**** Task input ****

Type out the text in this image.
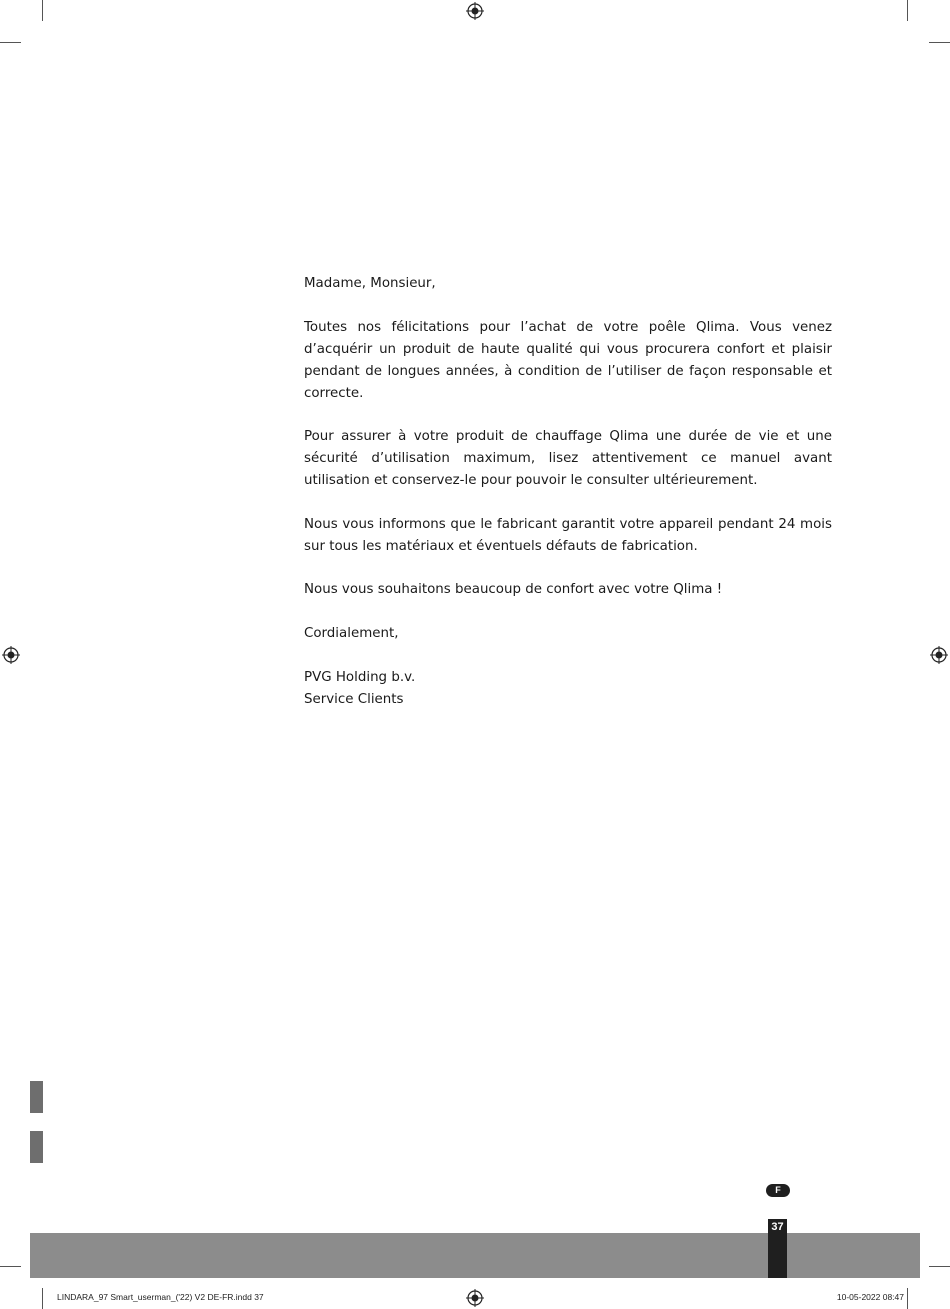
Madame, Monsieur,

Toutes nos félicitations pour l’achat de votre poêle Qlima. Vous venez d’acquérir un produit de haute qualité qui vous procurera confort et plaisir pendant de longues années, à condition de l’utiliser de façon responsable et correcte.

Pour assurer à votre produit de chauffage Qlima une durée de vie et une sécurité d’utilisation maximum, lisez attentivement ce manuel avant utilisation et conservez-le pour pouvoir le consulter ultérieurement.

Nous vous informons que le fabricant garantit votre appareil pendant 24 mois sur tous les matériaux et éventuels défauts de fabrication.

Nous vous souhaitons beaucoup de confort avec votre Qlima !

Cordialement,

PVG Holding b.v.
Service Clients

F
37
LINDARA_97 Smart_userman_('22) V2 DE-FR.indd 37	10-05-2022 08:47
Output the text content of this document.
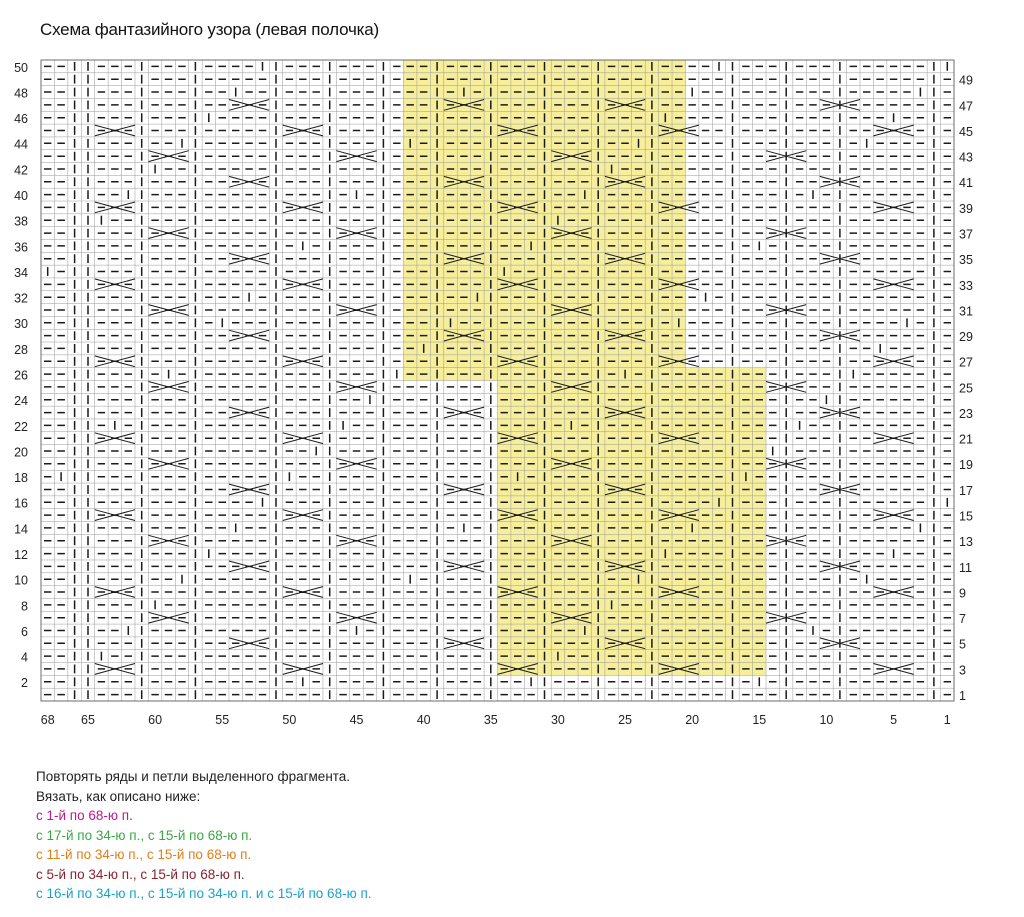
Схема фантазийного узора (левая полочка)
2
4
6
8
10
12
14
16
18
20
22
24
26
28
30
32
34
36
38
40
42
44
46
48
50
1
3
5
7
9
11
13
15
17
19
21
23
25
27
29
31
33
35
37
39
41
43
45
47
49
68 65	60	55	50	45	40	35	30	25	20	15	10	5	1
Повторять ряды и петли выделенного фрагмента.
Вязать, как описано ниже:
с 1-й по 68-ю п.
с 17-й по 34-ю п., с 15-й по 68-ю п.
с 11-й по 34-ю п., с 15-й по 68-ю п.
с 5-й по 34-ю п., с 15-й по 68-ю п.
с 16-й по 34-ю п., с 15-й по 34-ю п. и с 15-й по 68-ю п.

****

Problem description -
Above are the records; reproduce them exactly and leave out the pictures.

Worked answer -
Type out the text in this image.
Madame, Monsieur,

Toutes nos félicitations pour l’achat de votre poêle Qlima. Vous venez d’acquérir un produit de haute qualité qui vous procurera confort et plaisir pendant de longues années, à condition de l’utiliser de façon responsable et correcte.

Pour assurer à votre produit de chauffage Qlima une durée de vie et une sécurité d’utilisation maximum, lisez attentivement ce manuel avant utilisation et conservez-le pour pouvoir le consulter ultérieurement.

Nous vous informons que le fabricant garantit votre appareil pendant 24 mois sur tous les matériaux et éventuels défauts de fabrication.

Nous vous souhaitons beaucoup de confort avec votre Qlima !

Cordialement,

PVG Holding b.v.
Service Clients

F
37
LINDARA_97 Smart_userman_('22) V2 DE-FR.indd 37	10-05-2022 08:47
Output the text content of this document.
Схема фантазийного узора (левая полочка)
2
4
6
8
10
12
14
16
18
20
22
24
26
28
30
32
34
36
38
40
42
44
46
48
50
1
3
5
7
9
11
13
15
17
19
21
23
25
27
29
31
33
35
37
39
41
43
45
47
49
68 65	60	55	50	45	40	35	30	25	20	15	10	5	1
Повторять ряды и петли выделенного фрагмента.
Вязать, как описано ниже:
с 1-й по 68-ю п.
с 17-й по 34-ю п., с 15-й по 68-ю п.
с 11-й по 34-ю п., с 15-й по 68-ю п.
с 5-й по 34-ю п., с 15-й по 68-ю п.
с 16-й по 34-ю п., с 15-й по 34-ю п. и с 15-й по 68-ю п.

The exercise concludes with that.